### RECORDS SUPPLIED ###

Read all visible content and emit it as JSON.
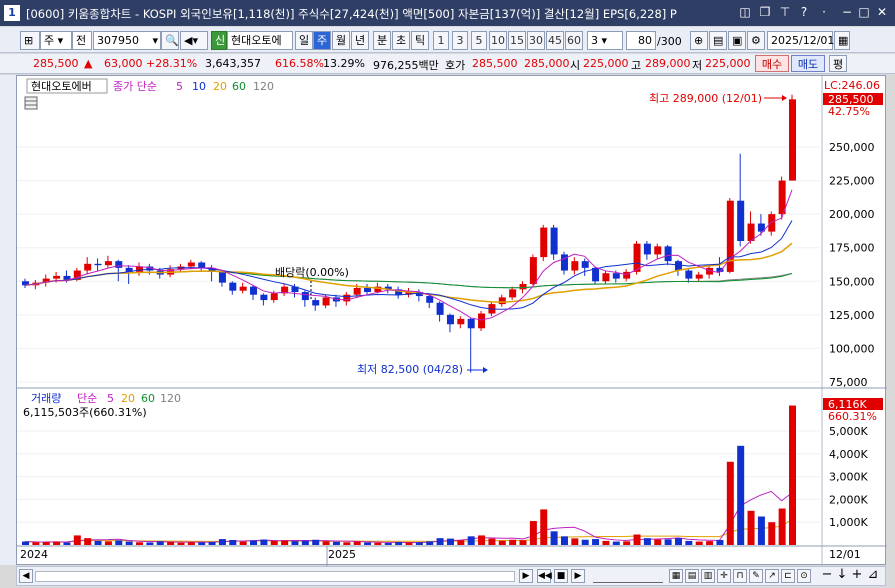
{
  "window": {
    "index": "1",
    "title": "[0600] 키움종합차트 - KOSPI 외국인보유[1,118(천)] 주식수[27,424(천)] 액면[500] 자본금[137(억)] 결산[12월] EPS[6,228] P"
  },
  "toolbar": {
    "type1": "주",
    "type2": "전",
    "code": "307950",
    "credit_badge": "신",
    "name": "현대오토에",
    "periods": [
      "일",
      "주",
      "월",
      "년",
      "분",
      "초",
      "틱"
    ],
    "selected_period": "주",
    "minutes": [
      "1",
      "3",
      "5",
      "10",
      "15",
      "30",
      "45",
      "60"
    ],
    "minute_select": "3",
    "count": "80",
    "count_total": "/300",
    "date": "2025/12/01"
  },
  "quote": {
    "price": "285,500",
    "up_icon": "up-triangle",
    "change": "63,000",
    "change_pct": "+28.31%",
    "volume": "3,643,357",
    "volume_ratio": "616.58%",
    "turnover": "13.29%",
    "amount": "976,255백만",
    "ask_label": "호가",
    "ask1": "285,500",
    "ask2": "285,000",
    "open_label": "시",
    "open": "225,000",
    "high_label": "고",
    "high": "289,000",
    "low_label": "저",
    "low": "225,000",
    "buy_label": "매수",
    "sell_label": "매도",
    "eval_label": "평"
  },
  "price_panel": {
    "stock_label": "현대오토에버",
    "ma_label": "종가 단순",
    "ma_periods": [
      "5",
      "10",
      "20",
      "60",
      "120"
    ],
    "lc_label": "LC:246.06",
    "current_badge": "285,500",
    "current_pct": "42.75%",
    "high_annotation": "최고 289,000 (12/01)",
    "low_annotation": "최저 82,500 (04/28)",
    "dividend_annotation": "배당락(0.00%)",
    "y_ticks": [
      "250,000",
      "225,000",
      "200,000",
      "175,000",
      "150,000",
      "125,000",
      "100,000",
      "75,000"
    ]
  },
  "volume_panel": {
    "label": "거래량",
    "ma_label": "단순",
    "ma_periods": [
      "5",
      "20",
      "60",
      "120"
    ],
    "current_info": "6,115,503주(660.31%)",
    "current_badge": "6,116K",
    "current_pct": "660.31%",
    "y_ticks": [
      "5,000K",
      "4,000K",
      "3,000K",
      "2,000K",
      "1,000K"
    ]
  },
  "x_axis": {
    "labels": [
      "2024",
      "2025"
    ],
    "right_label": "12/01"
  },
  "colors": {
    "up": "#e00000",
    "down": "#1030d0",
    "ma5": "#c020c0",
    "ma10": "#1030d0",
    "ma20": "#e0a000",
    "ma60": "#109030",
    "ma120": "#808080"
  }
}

###
### RECORDS SUPPLIED ###

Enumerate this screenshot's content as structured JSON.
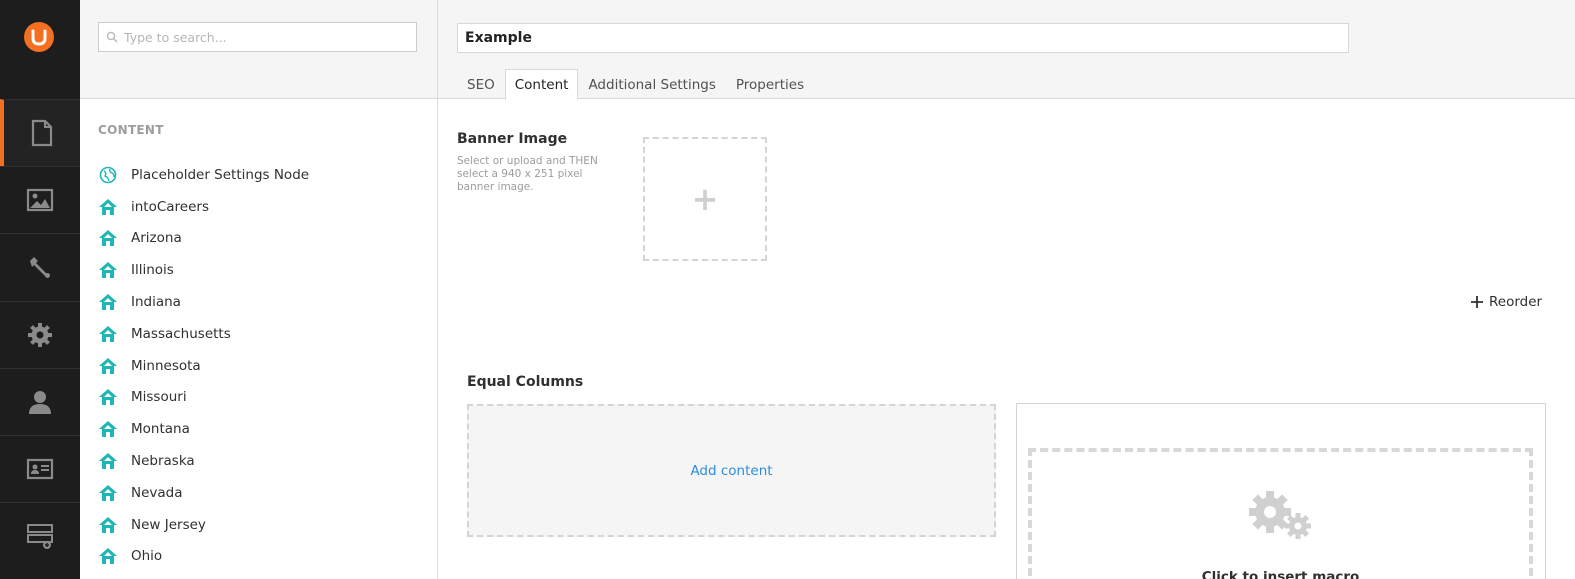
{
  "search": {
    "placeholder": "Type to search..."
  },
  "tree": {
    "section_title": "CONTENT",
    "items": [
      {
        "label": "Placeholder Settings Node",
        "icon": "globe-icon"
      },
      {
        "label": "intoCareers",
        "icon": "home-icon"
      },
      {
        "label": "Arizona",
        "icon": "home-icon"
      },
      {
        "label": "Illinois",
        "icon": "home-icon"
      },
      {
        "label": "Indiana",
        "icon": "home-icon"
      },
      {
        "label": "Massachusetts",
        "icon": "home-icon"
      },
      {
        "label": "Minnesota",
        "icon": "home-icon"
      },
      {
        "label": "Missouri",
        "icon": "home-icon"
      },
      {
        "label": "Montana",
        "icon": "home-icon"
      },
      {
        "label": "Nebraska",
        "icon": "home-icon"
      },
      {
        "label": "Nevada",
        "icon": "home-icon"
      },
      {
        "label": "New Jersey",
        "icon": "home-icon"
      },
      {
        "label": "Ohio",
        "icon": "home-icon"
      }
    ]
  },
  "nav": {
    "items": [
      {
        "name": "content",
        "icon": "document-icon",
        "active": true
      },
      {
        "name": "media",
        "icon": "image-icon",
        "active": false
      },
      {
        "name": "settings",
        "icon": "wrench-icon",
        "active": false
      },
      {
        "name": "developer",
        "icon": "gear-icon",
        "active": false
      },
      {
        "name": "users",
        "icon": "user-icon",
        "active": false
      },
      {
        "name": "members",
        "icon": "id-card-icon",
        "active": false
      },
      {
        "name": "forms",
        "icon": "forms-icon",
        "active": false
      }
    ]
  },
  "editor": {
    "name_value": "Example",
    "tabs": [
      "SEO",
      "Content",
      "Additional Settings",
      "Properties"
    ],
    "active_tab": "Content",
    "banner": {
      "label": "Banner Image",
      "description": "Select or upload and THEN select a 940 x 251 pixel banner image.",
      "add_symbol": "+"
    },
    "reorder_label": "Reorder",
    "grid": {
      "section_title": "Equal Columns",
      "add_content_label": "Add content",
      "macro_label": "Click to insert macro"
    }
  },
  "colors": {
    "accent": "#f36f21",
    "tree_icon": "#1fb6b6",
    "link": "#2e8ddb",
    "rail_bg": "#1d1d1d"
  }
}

###

(GIVEN TASK):
Check each line of the entries for the string "JSON". Copy the lines that have it.

(EXERCISE RESULT):
Read all visible content and emit it as JSON.
Enumerate this screenshot's content as structured JSON.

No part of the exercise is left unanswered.